All the data should come back exactly as it was given.

Items from a data source:
┏━━

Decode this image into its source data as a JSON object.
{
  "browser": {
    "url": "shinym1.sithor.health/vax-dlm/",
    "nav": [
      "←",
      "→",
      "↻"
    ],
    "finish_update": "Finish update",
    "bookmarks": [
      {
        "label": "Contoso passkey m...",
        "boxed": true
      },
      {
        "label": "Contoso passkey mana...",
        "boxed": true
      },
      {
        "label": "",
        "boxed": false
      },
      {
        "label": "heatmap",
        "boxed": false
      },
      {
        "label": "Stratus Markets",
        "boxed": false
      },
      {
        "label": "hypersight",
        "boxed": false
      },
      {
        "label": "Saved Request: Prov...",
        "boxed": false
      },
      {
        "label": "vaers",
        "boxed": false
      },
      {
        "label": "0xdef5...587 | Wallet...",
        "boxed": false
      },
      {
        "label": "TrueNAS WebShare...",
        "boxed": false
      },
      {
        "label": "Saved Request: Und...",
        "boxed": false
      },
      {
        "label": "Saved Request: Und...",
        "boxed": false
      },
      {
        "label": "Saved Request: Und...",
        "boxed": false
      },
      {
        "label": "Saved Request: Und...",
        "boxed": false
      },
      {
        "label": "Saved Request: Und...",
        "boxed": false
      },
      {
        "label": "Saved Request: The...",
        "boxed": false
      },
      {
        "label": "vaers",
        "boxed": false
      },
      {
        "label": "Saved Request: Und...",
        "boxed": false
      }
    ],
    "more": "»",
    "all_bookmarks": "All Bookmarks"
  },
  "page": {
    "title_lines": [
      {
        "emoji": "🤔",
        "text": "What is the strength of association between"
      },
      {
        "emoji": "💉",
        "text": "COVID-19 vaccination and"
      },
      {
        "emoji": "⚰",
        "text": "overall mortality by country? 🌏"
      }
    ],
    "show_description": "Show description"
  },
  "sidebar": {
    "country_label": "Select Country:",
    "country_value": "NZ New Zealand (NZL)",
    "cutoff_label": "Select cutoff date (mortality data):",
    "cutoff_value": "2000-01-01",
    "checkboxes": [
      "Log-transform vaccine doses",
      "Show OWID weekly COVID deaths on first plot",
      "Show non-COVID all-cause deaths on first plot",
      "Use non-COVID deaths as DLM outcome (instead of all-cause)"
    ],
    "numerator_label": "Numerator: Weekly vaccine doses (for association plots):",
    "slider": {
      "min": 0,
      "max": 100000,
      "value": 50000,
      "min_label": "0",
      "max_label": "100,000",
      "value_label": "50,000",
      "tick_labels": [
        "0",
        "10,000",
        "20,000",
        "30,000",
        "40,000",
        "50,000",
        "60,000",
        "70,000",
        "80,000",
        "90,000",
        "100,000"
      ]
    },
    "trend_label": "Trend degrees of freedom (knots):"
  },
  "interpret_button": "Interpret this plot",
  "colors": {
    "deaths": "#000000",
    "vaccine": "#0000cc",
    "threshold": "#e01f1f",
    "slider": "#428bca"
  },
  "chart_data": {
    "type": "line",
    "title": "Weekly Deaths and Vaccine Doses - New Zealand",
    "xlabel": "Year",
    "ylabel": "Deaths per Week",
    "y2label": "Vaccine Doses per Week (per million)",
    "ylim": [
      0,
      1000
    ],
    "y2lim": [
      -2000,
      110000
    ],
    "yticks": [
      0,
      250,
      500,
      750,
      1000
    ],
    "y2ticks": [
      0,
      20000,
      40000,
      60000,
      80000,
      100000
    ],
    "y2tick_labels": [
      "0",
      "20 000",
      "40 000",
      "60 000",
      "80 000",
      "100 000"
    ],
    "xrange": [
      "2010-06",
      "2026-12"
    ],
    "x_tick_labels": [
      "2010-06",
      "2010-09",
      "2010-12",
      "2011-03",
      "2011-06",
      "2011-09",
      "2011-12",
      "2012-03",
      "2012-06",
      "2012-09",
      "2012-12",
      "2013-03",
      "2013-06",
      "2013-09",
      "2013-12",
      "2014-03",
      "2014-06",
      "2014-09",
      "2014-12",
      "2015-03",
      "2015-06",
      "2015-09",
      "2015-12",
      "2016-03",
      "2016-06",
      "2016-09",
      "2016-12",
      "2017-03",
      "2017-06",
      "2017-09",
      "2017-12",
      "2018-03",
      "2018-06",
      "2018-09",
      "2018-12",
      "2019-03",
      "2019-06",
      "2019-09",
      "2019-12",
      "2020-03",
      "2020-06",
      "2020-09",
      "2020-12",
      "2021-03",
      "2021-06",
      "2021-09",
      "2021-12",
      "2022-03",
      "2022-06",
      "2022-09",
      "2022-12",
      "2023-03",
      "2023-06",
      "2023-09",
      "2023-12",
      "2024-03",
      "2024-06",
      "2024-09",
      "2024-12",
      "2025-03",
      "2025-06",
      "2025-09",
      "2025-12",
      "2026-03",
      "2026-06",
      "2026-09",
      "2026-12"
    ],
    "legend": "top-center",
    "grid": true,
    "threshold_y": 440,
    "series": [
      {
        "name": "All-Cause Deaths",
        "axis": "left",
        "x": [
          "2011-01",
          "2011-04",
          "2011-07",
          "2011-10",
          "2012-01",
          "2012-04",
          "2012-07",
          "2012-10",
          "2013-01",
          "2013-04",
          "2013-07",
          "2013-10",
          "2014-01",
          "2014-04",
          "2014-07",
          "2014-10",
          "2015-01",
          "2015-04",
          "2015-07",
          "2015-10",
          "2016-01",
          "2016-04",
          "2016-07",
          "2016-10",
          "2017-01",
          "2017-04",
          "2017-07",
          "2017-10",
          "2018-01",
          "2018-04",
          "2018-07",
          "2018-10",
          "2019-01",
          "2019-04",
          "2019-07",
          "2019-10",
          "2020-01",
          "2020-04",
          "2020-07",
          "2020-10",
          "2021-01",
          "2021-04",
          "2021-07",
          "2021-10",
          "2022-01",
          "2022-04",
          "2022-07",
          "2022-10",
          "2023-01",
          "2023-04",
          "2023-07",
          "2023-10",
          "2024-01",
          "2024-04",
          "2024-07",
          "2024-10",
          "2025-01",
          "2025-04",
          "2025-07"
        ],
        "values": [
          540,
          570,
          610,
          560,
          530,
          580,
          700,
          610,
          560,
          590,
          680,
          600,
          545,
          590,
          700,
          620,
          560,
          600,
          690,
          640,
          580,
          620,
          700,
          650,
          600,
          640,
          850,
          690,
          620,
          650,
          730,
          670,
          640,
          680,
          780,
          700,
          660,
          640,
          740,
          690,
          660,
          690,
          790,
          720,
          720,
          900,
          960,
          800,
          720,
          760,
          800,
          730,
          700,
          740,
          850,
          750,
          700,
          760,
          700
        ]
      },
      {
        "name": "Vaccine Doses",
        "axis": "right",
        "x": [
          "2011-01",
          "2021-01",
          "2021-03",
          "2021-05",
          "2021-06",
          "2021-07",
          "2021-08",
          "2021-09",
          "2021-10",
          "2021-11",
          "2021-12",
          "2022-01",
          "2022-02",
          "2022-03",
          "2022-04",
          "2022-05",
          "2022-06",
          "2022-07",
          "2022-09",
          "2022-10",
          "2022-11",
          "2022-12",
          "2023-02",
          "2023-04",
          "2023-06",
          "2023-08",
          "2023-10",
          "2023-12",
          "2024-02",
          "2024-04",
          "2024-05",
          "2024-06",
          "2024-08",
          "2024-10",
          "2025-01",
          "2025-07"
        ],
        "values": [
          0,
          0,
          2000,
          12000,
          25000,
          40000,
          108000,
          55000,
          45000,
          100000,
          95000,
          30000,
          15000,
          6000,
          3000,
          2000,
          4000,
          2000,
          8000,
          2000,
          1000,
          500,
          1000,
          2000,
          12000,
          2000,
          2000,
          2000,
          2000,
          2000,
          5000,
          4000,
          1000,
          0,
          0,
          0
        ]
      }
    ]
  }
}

┗━━

### Correct answer
Decode this image into its source data as a JSON object.
{
  "browser": {
    "url": "shinym1.sithor.health/vax-dlm/",
    "nav": [
      "←",
      "→",
      "↻"
    ],
    "finish_update": "Finish update",
    "bookmarks": [
      {
        "label": "Contoso passkey m...",
        "boxed": true
      },
      {
        "label": "Contoso passkey mana...",
        "boxed": true
      },
      {
        "label": "",
        "boxed": false
      },
      {
        "label": "heatmap",
        "boxed": false
      },
      {
        "label": "Stratus Markets",
        "boxed": false
      },
      {
        "label": "hypersight",
        "boxed": false
      },
      {
        "label": "Saved Request: Prov...",
        "boxed": false
      },
      {
        "label": "vaers",
        "boxed": false
      },
      {
        "label": "0xdef5...587 | Wallet...",
        "boxed": false
      },
      {
        "label": "TrueNAS WebShare...",
        "boxed": false
      },
      {
        "label": "Saved Request: Und...",
        "boxed": false
      },
      {
        "label": "Saved Request: Und...",
        "boxed": false
      },
      {
        "label": "Saved Request: Und...",
        "boxed": false
      },
      {
        "label": "Saved Request: Und...",
        "boxed": false
      },
      {
        "label": "Saved Request: Und...",
        "boxed": false
      },
      {
        "label": "Saved Request: The...",
        "boxed": false
      },
      {
        "label": "vaers",
        "boxed": false
      },
      {
        "label": "Saved Request: Und...",
        "boxed": false
      }
    ],
    "more": "»",
    "all_bookmarks": "All Bookmarks"
  },
  "page": {
    "title_lines": [
      {
        "emoji": "🤔",
        "text": "What is the strength of association between"
      },
      {
        "emoji": "💉",
        "text": "COVID-19 vaccination and"
      },
      {
        "emoji": "⚰",
        "text": "overall mortality by country? 🌏"
      }
    ],
    "show_description": "Show description"
  },
  "sidebar": {
    "country_label": "Select Country:",
    "country_value": "NZ New Zealand (NZL)",
    "cutoff_label": "Select cutoff date (mortality data):",
    "cutoff_value": "2000-01-01",
    "checkboxes": [
      "Log-transform vaccine doses",
      "Show OWID weekly COVID deaths on first plot",
      "Show non-COVID all-cause deaths on first plot",
      "Use non-COVID deaths as DLM outcome (instead of all-cause)"
    ],
    "numerator_label": "Numerator: Weekly vaccine doses (for association plots):",
    "slider": {
      "min": 0,
      "max": 100000,
      "value": 50000,
      "min_label": "0",
      "max_label": "100,000",
      "value_label": "50,000",
      "tick_labels": [
        "0",
        "10,000",
        "20,000",
        "30,000",
        "40,000",
        "50,000",
        "60,000",
        "70,000",
        "80,000",
        "90,000",
        "100,000"
      ]
    },
    "trend_label": "Trend degrees of freedom (knots):"
  },
  "interpret_button": "Interpret this plot",
  "colors": {
    "deaths": "#000000",
    "vaccine": "#0000cc",
    "threshold": "#e01f1f",
    "slider": "#428bca"
  },
  "chart_data": {
    "type": "line",
    "title": "Weekly Deaths and Vaccine Doses - New Zealand",
    "xlabel": "Year",
    "ylabel": "Deaths per Week",
    "y2label": "Vaccine Doses per Week (per million)",
    "ylim": [
      0,
      1000
    ],
    "y2lim": [
      -2000,
      110000
    ],
    "yticks": [
      0,
      250,
      500,
      750,
      1000
    ],
    "y2ticks": [
      0,
      20000,
      40000,
      60000,
      80000,
      100000
    ],
    "y2tick_labels": [
      "0",
      "20 000",
      "40 000",
      "60 000",
      "80 000",
      "100 000"
    ],
    "xrange": [
      "2010-06",
      "2026-12"
    ],
    "x_tick_labels": [
      "2010-06",
      "2010-09",
      "2010-12",
      "2011-03",
      "2011-06",
      "2011-09",
      "2011-12",
      "2012-03",
      "2012-06",
      "2012-09",
      "2012-12",
      "2013-03",
      "2013-06",
      "2013-09",
      "2013-12",
      "2014-03",
      "2014-06",
      "2014-09",
      "2014-12",
      "2015-03",
      "2015-06",
      "2015-09",
      "2015-12",
      "2016-03",
      "2016-06",
      "2016-09",
      "2016-12",
      "2017-03",
      "2017-06",
      "2017-09",
      "2017-12",
      "2018-03",
      "2018-06",
      "2018-09",
      "2018-12",
      "2019-03",
      "2019-06",
      "2019-09",
      "2019-12",
      "2020-03",
      "2020-06",
      "2020-09",
      "2020-12",
      "2021-03",
      "2021-06",
      "2021-09",
      "2021-12",
      "2022-03",
      "2022-06",
      "2022-09",
      "2022-12",
      "2023-03",
      "2023-06",
      "2023-09",
      "2023-12",
      "2024-03",
      "2024-06",
      "2024-09",
      "2024-12",
      "2025-03",
      "2025-06",
      "2025-09",
      "2025-12",
      "2026-03",
      "2026-06",
      "2026-09",
      "2026-12"
    ],
    "legend": "top-center",
    "grid": true,
    "threshold_y": 440,
    "series": [
      {
        "name": "All-Cause Deaths",
        "axis": "left",
        "x": [
          "2011-01",
          "2011-04",
          "2011-07",
          "2011-10",
          "2012-01",
          "2012-04",
          "2012-07",
          "2012-10",
          "2013-01",
          "2013-04",
          "2013-07",
          "2013-10",
          "2014-01",
          "2014-04",
          "2014-07",
          "2014-10",
          "2015-01",
          "2015-04",
          "2015-07",
          "2015-10",
          "2016-01",
          "2016-04",
          "2016-07",
          "2016-10",
          "2017-01",
          "2017-04",
          "2017-07",
          "2017-10",
          "2018-01",
          "2018-04",
          "2018-07",
          "2018-10",
          "2019-01",
          "2019-04",
          "2019-07",
          "2019-10",
          "2020-01",
          "2020-04",
          "2020-07",
          "2020-10",
          "2021-01",
          "2021-04",
          "2021-07",
          "2021-10",
          "2022-01",
          "2022-04",
          "2022-07",
          "2022-10",
          "2023-01",
          "2023-04",
          "2023-07",
          "2023-10",
          "2024-01",
          "2024-04",
          "2024-07",
          "2024-10",
          "2025-01",
          "2025-04",
          "2025-07"
        ],
        "values": [
          540,
          570,
          610,
          560,
          530,
          580,
          700,
          610,
          560,
          590,
          680,
          600,
          545,
          590,
          700,
          620,
          560,
          600,
          690,
          640,
          580,
          620,
          700,
          650,
          600,
          640,
          850,
          690,
          620,
          650,
          730,
          670,
          640,
          680,
          780,
          700,
          660,
          640,
          740,
          690,
          660,
          690,
          790,
          720,
          720,
          900,
          960,
          800,
          720,
          760,
          800,
          730,
          700,
          740,
          850,
          750,
          700,
          760,
          700
        ]
      },
      {
        "name": "Vaccine Doses",
        "axis": "right",
        "x": [
          "2011-01",
          "2021-01",
          "2021-03",
          "2021-05",
          "2021-06",
          "2021-07",
          "2021-08",
          "2021-09",
          "2021-10",
          "2021-11",
          "2021-12",
          "2022-01",
          "2022-02",
          "2022-03",
          "2022-04",
          "2022-05",
          "2022-06",
          "2022-07",
          "2022-09",
          "2022-10",
          "2022-11",
          "2022-12",
          "2023-02",
          "2023-04",
          "2023-06",
          "2023-08",
          "2023-10",
          "2023-12",
          "2024-02",
          "2024-04",
          "2024-05",
          "2024-06",
          "2024-08",
          "2024-10",
          "2025-01",
          "2025-07"
        ],
        "values": [
          0,
          0,
          2000,
          12000,
          25000,
          40000,
          108000,
          55000,
          45000,
          100000,
          95000,
          30000,
          15000,
          6000,
          3000,
          2000,
          4000,
          2000,
          8000,
          2000,
          1000,
          500,
          1000,
          2000,
          12000,
          2000,
          2000,
          2000,
          2000,
          2000,
          5000,
          4000,
          1000,
          0,
          0,
          0
        ]
      }
    ]
  }
}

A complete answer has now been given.